SHORT PROBLEM >> Copy out the entries below in full and exactly.

──────── THE INPUT ────────

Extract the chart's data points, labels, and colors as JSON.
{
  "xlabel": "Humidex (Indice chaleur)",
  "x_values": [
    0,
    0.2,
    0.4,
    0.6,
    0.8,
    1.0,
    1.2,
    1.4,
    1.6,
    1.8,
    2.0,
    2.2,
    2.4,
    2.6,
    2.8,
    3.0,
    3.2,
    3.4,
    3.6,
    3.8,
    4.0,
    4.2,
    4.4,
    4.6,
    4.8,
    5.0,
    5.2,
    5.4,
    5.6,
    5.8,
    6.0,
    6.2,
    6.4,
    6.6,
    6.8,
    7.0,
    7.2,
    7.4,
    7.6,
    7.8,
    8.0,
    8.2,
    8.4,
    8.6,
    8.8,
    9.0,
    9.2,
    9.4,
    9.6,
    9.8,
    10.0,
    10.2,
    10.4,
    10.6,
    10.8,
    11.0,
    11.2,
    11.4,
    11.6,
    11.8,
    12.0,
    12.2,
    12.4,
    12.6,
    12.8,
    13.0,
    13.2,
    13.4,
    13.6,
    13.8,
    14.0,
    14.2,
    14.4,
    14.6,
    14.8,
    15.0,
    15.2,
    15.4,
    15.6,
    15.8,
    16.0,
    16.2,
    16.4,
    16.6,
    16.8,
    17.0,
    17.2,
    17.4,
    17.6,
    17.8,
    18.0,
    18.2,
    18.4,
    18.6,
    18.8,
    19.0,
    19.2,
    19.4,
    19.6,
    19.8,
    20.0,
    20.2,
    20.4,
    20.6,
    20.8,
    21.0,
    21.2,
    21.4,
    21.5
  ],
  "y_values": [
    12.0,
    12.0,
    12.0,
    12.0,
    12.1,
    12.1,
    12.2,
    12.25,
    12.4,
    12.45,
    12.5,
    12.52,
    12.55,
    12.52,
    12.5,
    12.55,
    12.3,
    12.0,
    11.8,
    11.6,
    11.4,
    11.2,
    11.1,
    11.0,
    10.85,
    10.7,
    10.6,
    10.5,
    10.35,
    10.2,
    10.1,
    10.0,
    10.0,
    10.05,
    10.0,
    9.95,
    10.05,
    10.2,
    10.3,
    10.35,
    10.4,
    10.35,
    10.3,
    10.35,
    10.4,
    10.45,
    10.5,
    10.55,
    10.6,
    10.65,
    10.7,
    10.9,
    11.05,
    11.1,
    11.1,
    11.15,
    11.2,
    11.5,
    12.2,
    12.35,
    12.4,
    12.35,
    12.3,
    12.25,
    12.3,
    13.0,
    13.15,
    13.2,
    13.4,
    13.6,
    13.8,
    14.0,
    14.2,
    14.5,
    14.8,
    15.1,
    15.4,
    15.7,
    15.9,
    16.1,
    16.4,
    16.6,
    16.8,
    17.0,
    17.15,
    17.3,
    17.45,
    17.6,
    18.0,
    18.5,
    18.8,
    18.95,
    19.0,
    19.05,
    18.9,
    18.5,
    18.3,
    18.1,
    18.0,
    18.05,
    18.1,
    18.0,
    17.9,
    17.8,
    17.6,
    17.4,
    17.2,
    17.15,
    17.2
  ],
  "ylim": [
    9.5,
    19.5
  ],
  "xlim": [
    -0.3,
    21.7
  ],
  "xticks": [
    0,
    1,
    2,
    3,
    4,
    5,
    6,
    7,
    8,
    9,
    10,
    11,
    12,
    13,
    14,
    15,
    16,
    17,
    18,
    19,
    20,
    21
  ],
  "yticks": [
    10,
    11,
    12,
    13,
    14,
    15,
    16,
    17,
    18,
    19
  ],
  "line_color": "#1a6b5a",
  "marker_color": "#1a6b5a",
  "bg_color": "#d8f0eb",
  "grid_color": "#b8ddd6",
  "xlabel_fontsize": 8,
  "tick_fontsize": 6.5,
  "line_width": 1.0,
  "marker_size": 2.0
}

────────

ANSWER TO THE PROBLEM >>
Extract the chart's data points, labels, and colors as JSON.
{
  "xlabel": "Humidex (Indice chaleur)",
  "x_values": [
    0,
    0.2,
    0.4,
    0.6,
    0.8,
    1.0,
    1.2,
    1.4,
    1.6,
    1.8,
    2.0,
    2.2,
    2.4,
    2.6,
    2.8,
    3.0,
    3.2,
    3.4,
    3.6,
    3.8,
    4.0,
    4.2,
    4.4,
    4.6,
    4.8,
    5.0,
    5.2,
    5.4,
    5.6,
    5.8,
    6.0,
    6.2,
    6.4,
    6.6,
    6.8,
    7.0,
    7.2,
    7.4,
    7.6,
    7.8,
    8.0,
    8.2,
    8.4,
    8.6,
    8.8,
    9.0,
    9.2,
    9.4,
    9.6,
    9.8,
    10.0,
    10.2,
    10.4,
    10.6,
    10.8,
    11.0,
    11.2,
    11.4,
    11.6,
    11.8,
    12.0,
    12.2,
    12.4,
    12.6,
    12.8,
    13.0,
    13.2,
    13.4,
    13.6,
    13.8,
    14.0,
    14.2,
    14.4,
    14.6,
    14.8,
    15.0,
    15.2,
    15.4,
    15.6,
    15.8,
    16.0,
    16.2,
    16.4,
    16.6,
    16.8,
    17.0,
    17.2,
    17.4,
    17.6,
    17.8,
    18.0,
    18.2,
    18.4,
    18.6,
    18.8,
    19.0,
    19.2,
    19.4,
    19.6,
    19.8,
    20.0,
    20.2,
    20.4,
    20.6,
    20.8,
    21.0,
    21.2,
    21.4,
    21.5
  ],
  "y_values": [
    12.0,
    12.0,
    12.0,
    12.0,
    12.1,
    12.1,
    12.2,
    12.25,
    12.4,
    12.45,
    12.5,
    12.52,
    12.55,
    12.52,
    12.5,
    12.55,
    12.3,
    12.0,
    11.8,
    11.6,
    11.4,
    11.2,
    11.1,
    11.0,
    10.85,
    10.7,
    10.6,
    10.5,
    10.35,
    10.2,
    10.1,
    10.0,
    10.0,
    10.05,
    10.0,
    9.95,
    10.05,
    10.2,
    10.3,
    10.35,
    10.4,
    10.35,
    10.3,
    10.35,
    10.4,
    10.45,
    10.5,
    10.55,
    10.6,
    10.65,
    10.7,
    10.9,
    11.05,
    11.1,
    11.1,
    11.15,
    11.2,
    11.5,
    12.2,
    12.35,
    12.4,
    12.35,
    12.3,
    12.25,
    12.3,
    13.0,
    13.15,
    13.2,
    13.4,
    13.6,
    13.8,
    14.0,
    14.2,
    14.5,
    14.8,
    15.1,
    15.4,
    15.7,
    15.9,
    16.1,
    16.4,
    16.6,
    16.8,
    17.0,
    17.15,
    17.3,
    17.45,
    17.6,
    18.0,
    18.5,
    18.8,
    18.95,
    19.0,
    19.05,
    18.9,
    18.5,
    18.3,
    18.1,
    18.0,
    18.05,
    18.1,
    18.0,
    17.9,
    17.8,
    17.6,
    17.4,
    17.2,
    17.15,
    17.2
  ],
  "ylim": [
    9.5,
    19.5
  ],
  "xlim": [
    -0.3,
    21.7
  ],
  "xticks": [
    0,
    1,
    2,
    3,
    4,
    5,
    6,
    7,
    8,
    9,
    10,
    11,
    12,
    13,
    14,
    15,
    16,
    17,
    18,
    19,
    20,
    21
  ],
  "yticks": [
    10,
    11,
    12,
    13,
    14,
    15,
    16,
    17,
    18,
    19
  ],
  "line_color": "#1a6b5a",
  "marker_color": "#1a6b5a",
  "bg_color": "#d8f0eb",
  "grid_color": "#b8ddd6",
  "xlabel_fontsize": 8,
  "tick_fontsize": 6.5,
  "line_width": 1.0,
  "marker_size": 2.0
}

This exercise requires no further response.